**** PAGE EXTRACT

Transferring comments from OP:
Indentation can be space or tab, I can enhance that on any proposed solution, I think that Brian summarizes well: Specifically, do you want to sort "items" which are defined as a chunk of text that starts with a line containing a "0xNNNNNNNN", and contains everything up to (but not including) the next line which contains a "0xNNNNNNNN" (where the N's change, of course). No lines interspersed.

Something like this might work (Not tested):
my $line;
my $lastkey;
my %data;
while($line = <>) {
chomp $line;
if ($line =~ /\b(0x\p{AHex}{8})\b/) {
# Begin a new entry
my $unique_key = $1 . $.; # cred to [Brian Gerard][1] for uniqueness
$data{$1} = $line;
$lastkey = $unique_key;
} else {
# Continue an old entry
$data{$lastkey} .= $line;
}
}
print $data{$_}, "\n" for (sort { $a <=> $b } keys %data);
The problem is that you said "huge" log files, so storing the file in memory will probably be inefficient. However, if you want to sort it, I suspect you're going to need to do that.
If storing in memory is not an option, you can always just print the data to a file instead, with a format that will allow you to sort it by some other means.

For Huge data files, I'd recommend Sort::External.
It doesn't look like you need to parse the brackets, if the indentation does the job. Then you have to do it on "breaks", or when the indentation level 0, then you process the last record gathered, so you always look ahead one line.

********
**** DATASET ENTRIES

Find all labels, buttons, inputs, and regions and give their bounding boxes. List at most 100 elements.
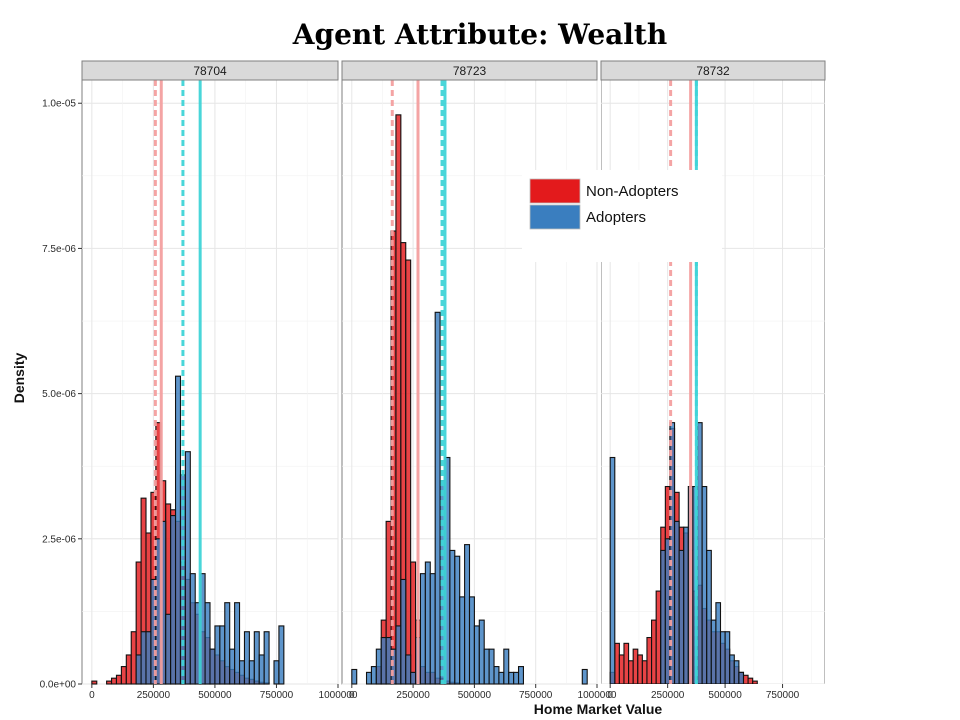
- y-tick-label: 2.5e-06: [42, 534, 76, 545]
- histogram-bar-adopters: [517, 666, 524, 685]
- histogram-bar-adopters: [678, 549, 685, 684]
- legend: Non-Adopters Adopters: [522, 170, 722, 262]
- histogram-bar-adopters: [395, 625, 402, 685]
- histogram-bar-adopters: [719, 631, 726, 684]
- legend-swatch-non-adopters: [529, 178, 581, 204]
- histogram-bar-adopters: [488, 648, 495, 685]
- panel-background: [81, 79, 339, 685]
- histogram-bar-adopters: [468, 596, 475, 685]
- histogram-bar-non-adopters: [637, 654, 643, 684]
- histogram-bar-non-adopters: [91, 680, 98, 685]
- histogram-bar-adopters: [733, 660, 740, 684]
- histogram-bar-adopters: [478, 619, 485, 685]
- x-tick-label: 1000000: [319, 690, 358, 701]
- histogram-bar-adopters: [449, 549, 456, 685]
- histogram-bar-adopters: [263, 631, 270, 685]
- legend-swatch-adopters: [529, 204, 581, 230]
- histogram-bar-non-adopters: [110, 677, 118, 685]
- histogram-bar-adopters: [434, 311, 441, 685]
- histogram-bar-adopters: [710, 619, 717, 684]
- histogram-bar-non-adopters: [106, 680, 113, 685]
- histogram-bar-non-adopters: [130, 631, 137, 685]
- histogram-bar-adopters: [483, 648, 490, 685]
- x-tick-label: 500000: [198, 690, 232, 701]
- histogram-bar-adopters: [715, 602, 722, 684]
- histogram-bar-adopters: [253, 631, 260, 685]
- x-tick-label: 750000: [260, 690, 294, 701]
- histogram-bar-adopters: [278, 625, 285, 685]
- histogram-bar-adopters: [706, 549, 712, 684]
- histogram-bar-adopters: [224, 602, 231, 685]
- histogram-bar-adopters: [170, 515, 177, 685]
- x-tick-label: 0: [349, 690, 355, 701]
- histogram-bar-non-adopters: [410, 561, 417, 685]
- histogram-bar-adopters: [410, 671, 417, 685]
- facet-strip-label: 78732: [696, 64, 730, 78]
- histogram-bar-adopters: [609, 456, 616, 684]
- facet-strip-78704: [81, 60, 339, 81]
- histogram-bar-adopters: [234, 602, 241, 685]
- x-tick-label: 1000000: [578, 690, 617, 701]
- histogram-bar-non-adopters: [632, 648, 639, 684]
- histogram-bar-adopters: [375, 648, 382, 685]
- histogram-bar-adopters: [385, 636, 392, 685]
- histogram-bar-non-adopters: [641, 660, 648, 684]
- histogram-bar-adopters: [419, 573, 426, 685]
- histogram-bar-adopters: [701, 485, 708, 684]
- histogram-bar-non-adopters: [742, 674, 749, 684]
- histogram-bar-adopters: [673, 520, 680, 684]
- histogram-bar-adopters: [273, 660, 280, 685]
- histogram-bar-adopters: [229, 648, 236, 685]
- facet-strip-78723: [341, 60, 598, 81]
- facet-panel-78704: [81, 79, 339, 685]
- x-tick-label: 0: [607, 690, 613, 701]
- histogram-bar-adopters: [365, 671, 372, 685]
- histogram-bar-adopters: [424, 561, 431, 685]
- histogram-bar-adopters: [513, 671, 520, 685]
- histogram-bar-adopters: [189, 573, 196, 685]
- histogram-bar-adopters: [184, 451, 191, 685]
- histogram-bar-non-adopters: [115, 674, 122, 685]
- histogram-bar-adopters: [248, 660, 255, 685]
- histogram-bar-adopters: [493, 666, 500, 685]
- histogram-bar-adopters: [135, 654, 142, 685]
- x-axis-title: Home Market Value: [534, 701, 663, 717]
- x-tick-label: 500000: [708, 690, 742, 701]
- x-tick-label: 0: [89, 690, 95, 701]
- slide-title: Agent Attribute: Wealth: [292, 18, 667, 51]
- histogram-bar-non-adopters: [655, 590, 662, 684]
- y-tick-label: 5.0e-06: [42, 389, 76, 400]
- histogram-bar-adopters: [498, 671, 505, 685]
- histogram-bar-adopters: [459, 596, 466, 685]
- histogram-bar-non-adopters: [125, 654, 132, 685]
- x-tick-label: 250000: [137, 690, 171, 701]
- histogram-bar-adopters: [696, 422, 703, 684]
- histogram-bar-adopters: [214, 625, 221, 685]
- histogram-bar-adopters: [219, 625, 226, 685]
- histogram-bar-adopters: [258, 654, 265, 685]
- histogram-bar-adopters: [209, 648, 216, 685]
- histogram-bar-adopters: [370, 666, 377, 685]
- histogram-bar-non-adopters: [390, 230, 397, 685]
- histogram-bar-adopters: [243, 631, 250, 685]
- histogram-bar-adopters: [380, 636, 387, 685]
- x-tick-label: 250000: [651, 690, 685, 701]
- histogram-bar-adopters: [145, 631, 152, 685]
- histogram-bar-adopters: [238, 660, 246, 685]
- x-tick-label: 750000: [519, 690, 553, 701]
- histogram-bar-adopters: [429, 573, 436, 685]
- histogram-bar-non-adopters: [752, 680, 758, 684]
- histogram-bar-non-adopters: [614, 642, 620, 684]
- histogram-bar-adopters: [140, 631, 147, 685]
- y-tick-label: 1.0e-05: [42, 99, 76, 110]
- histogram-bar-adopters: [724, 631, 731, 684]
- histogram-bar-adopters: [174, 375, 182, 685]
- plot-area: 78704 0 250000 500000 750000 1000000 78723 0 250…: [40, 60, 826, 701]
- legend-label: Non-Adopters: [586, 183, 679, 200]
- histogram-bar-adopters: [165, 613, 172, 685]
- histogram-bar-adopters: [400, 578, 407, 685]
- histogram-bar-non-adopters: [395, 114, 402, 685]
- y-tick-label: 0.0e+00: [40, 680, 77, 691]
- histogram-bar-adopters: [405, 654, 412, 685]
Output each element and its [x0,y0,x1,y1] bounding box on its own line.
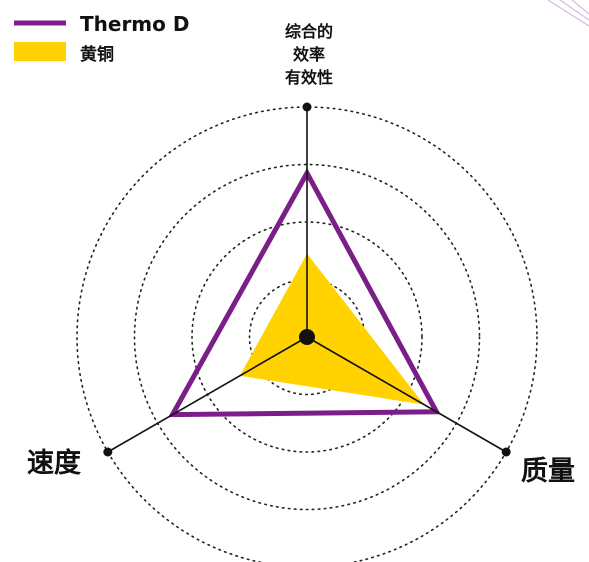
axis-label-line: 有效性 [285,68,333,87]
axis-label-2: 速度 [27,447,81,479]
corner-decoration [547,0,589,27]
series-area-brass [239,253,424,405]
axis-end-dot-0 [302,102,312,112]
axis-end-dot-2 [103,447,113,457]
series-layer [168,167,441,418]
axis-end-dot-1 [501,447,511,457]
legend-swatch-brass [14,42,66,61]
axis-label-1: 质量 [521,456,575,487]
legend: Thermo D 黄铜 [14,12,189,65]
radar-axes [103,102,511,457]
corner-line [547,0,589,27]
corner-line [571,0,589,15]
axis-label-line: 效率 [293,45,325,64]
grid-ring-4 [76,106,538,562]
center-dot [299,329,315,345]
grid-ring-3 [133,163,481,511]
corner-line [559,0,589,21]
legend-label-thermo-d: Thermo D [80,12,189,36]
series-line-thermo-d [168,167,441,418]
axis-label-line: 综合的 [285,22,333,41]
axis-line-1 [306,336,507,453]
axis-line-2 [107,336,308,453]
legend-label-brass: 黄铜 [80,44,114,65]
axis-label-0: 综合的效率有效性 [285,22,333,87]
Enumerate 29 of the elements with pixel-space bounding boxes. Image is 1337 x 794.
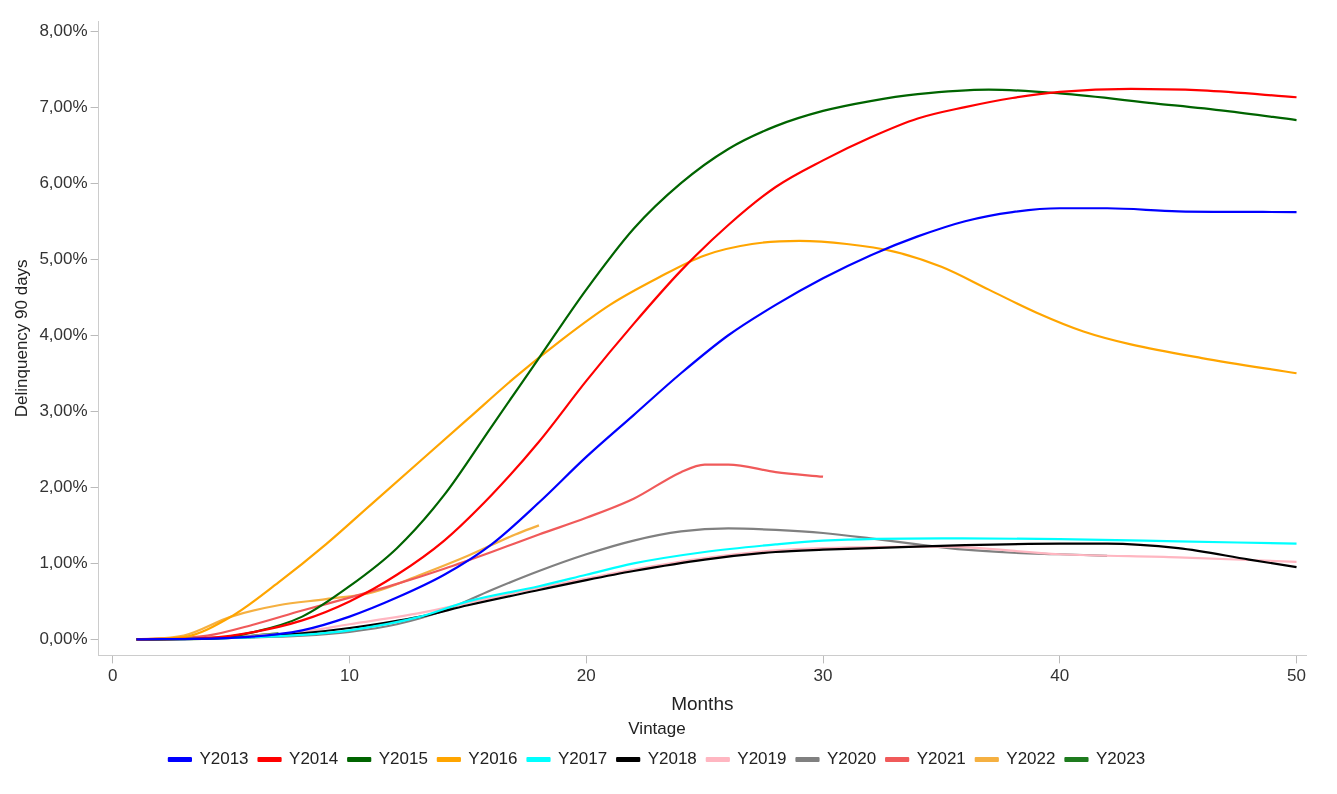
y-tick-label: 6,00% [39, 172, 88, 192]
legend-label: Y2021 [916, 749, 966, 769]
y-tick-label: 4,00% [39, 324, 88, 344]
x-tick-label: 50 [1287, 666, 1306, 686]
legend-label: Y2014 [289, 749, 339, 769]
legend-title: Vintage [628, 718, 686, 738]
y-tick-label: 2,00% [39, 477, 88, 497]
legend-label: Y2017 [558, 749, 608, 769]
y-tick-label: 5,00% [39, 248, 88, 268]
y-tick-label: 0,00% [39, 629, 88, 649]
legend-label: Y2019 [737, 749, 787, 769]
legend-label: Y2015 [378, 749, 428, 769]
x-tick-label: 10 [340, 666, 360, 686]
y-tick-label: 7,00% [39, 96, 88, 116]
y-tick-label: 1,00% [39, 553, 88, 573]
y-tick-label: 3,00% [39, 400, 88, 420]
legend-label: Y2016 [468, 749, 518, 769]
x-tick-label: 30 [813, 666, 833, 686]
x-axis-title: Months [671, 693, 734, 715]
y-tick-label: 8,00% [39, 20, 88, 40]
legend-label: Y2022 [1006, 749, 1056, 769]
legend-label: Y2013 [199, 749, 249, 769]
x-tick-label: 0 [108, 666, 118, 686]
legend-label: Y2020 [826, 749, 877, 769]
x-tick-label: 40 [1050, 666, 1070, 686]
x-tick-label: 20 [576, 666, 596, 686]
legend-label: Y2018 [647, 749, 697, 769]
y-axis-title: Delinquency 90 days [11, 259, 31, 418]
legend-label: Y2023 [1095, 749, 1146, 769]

********

▶ _STATED TASK_: Write out the entire forum excerpt above about sorting log-file entries, word for word.

▶ _WRITTEN SOLUTION_:
Transferring comments from OP:
Indentation can be space or tab, I can enhance that on any proposed solution, I think that Brian summarizes well: Specifically, do you want to sort "items" which are defined as a chunk of text that starts with a line containing a "0xNNNNNNNN", and contains everything up to (but not including) the next line which contains a "0xNNNNNNNN" (where the N's change, of course). No lines interspersed.

Something like this might work (Not tested):
my $line;
my $lastkey;
my %data;
while($line = <>) {
chomp $line;
if ($line =~ /\b(0x\p{AHex}{8})\b/) {
# Begin a new entry
my $unique_key = $1 . $.; # cred to [Brian Gerard][1] for uniqueness
$data{$1} = $line;
$lastkey = $unique_key;
} else {
# Continue an old entry
$data{$lastkey} .= $line;
}
}
print $data{$_}, "\n" for (sort { $a <=> $b } keys %data);
The problem is that you said "huge" log files, so storing the file in memory will probably be inefficient. However, if you want to sort it, I suspect you're going to need to do that.
If storing in memory is not an option, you can always just print the data to a file instead, with a format that will allow you to sort it by some other means.

For Huge data files, I'd recommend Sort::External.
It doesn't look like you need to parse the brackets, if the indentation does the job. Then you have to do it on "breaks", or when the indentation level 0, then you process the last record gathered, so you always look ahead one line.